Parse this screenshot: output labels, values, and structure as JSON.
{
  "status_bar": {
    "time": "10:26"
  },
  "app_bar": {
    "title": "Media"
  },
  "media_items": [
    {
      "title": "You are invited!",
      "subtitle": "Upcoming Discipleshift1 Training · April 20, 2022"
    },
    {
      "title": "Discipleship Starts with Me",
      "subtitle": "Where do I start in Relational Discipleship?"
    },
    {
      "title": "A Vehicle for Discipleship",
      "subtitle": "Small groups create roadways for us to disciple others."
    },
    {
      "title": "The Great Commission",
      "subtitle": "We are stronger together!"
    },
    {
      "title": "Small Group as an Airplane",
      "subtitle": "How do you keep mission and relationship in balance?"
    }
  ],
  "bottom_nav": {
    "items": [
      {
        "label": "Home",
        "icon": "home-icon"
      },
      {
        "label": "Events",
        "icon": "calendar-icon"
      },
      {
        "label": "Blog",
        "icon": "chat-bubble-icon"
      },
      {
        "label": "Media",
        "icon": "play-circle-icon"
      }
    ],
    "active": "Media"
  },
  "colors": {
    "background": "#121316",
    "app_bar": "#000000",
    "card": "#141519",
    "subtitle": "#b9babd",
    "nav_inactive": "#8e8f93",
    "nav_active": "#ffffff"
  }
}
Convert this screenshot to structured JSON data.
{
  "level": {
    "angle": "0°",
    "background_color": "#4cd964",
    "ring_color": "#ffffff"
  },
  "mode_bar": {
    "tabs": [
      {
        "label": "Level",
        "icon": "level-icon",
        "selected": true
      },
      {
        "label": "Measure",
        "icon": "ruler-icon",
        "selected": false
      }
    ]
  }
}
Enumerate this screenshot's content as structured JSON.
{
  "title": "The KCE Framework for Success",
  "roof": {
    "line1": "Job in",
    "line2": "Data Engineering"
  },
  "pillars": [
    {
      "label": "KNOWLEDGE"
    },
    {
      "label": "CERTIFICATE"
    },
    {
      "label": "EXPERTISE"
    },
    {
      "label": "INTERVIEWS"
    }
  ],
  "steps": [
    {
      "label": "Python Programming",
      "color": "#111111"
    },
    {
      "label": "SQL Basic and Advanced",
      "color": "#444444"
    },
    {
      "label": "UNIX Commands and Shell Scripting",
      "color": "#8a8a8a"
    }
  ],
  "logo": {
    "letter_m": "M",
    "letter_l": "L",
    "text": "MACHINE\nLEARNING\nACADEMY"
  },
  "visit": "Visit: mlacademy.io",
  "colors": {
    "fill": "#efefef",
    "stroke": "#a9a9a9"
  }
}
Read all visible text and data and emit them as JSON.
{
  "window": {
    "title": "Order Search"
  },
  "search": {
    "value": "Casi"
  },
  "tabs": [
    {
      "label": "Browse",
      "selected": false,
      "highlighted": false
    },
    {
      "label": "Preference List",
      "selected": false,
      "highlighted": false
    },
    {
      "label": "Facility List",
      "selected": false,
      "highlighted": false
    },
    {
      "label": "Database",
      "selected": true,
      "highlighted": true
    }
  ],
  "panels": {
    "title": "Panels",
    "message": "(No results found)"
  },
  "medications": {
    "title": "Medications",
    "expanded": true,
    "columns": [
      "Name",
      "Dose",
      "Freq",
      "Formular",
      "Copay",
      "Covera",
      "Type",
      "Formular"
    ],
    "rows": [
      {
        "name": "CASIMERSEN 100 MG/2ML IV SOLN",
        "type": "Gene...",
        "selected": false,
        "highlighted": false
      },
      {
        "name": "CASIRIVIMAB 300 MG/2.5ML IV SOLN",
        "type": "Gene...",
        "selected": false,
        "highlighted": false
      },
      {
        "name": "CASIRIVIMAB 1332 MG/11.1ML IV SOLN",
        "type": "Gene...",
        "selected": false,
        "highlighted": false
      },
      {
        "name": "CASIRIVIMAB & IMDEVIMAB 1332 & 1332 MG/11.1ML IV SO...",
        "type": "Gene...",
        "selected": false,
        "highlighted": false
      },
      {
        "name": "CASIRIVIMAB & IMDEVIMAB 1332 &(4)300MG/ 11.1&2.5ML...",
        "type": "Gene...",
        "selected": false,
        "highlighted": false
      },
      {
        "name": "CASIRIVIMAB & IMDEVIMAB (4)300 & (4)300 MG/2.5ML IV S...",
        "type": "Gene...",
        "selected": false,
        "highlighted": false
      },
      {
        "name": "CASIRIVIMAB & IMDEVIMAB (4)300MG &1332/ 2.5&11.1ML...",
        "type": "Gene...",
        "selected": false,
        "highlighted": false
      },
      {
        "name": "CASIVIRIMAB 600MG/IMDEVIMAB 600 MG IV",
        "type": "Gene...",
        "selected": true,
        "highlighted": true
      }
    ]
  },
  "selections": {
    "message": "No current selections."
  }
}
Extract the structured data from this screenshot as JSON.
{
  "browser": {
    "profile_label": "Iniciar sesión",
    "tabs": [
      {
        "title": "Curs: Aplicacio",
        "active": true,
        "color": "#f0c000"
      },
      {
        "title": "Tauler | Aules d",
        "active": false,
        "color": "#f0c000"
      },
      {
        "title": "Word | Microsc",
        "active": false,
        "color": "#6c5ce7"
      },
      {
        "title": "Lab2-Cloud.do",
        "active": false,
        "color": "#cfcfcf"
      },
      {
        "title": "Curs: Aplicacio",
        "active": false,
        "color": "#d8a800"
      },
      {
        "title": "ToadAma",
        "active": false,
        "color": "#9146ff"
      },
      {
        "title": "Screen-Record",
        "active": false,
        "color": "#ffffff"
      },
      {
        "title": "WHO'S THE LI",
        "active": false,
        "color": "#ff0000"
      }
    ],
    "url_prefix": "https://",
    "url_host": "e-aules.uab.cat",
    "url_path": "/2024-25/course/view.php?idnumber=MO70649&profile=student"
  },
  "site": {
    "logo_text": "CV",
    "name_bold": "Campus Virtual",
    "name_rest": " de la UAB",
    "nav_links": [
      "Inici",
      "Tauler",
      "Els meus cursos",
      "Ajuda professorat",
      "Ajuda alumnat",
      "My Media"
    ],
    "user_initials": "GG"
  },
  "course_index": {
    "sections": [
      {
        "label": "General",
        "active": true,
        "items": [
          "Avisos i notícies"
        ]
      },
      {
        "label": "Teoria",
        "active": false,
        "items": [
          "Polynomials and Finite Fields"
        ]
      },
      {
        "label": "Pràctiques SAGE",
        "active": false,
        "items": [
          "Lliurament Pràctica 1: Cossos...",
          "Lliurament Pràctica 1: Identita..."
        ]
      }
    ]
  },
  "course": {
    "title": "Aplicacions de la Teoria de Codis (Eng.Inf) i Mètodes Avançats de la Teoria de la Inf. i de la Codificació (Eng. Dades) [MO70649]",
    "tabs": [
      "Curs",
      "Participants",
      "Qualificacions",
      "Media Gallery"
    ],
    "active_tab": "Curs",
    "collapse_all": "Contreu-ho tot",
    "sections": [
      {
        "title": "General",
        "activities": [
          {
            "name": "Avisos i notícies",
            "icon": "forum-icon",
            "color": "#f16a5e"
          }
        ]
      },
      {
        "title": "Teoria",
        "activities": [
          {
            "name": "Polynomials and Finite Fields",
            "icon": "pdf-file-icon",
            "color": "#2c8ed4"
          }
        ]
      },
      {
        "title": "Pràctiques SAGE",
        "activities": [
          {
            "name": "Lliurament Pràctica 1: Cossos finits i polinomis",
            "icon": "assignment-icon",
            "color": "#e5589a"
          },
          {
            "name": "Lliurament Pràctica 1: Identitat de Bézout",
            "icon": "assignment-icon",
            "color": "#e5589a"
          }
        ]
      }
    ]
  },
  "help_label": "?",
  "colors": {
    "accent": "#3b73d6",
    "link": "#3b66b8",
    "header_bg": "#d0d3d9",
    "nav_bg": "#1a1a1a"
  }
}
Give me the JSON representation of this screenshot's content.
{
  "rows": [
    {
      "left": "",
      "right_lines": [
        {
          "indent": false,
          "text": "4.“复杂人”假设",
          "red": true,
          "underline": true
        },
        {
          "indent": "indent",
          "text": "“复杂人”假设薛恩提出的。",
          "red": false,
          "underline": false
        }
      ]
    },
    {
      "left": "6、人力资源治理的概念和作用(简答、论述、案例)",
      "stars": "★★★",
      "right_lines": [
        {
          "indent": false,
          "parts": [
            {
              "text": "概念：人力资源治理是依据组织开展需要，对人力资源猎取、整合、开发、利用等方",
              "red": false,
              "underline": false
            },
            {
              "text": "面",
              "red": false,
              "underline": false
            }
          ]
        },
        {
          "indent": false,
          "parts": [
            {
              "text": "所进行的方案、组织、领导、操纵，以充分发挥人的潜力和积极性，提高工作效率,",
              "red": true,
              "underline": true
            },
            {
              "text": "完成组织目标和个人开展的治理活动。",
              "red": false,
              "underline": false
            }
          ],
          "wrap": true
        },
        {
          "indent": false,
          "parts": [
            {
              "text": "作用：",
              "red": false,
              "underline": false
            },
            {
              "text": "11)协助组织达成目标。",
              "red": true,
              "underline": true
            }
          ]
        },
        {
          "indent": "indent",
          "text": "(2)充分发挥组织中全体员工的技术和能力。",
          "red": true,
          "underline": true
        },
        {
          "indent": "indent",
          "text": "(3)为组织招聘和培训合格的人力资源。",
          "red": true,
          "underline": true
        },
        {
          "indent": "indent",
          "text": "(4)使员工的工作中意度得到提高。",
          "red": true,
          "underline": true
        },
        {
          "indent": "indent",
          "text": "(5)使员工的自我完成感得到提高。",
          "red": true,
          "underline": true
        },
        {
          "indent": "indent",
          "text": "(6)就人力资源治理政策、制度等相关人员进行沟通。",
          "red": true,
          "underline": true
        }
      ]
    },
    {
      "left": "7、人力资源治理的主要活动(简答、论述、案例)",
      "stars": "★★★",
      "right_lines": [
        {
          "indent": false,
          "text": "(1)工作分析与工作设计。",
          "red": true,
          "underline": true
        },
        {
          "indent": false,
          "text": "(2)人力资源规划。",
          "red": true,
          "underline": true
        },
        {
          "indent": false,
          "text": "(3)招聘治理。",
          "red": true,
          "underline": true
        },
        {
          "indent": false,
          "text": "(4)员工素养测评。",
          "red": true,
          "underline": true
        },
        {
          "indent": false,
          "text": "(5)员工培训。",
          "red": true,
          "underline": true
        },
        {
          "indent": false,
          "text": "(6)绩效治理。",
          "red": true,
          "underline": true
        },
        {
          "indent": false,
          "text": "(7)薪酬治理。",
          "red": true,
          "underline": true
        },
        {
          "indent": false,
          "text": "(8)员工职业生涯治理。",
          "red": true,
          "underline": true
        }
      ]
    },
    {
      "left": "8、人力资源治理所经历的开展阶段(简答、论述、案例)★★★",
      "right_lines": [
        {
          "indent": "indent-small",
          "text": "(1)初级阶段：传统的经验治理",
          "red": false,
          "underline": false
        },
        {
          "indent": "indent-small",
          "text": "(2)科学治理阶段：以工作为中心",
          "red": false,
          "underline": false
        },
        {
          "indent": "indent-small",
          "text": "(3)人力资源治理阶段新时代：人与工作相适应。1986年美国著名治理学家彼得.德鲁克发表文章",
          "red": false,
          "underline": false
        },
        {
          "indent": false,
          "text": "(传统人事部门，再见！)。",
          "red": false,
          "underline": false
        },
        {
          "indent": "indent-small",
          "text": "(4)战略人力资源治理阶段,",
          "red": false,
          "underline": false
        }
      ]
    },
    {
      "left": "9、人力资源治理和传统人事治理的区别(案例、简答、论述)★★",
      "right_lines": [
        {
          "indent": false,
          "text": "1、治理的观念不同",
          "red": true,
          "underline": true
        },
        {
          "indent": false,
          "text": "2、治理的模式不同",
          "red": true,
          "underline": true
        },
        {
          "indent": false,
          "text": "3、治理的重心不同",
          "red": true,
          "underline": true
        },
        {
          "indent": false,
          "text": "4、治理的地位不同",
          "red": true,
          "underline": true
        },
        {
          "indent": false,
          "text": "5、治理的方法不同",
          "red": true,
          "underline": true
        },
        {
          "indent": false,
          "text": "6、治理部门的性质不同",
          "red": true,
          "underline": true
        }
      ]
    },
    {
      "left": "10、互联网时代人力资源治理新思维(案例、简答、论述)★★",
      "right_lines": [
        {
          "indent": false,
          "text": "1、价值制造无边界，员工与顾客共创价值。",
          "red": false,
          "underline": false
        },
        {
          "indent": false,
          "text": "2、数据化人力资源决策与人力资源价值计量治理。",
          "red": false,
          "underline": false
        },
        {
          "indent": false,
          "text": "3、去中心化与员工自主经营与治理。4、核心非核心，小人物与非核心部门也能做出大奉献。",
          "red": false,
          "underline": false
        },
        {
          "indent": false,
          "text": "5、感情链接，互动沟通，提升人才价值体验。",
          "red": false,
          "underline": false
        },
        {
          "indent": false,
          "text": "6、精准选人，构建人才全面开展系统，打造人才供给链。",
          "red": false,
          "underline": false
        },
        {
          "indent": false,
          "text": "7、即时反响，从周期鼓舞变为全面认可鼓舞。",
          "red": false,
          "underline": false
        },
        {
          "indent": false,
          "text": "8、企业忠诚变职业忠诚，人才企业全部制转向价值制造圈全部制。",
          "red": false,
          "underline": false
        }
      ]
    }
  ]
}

======

§ **What is being asked**: Collect each line of the entries that has the word "screenshot", copying it in full.

§ **Task output**:
Parse this screenshot: output labels, values, and structure as JSON.
Convert this screenshot to structured JSON data.
Enumerate this screenshot's content as structured JSON.
Extract the structured data from this screenshot as JSON.
Give me the JSON representation of this screenshot's content.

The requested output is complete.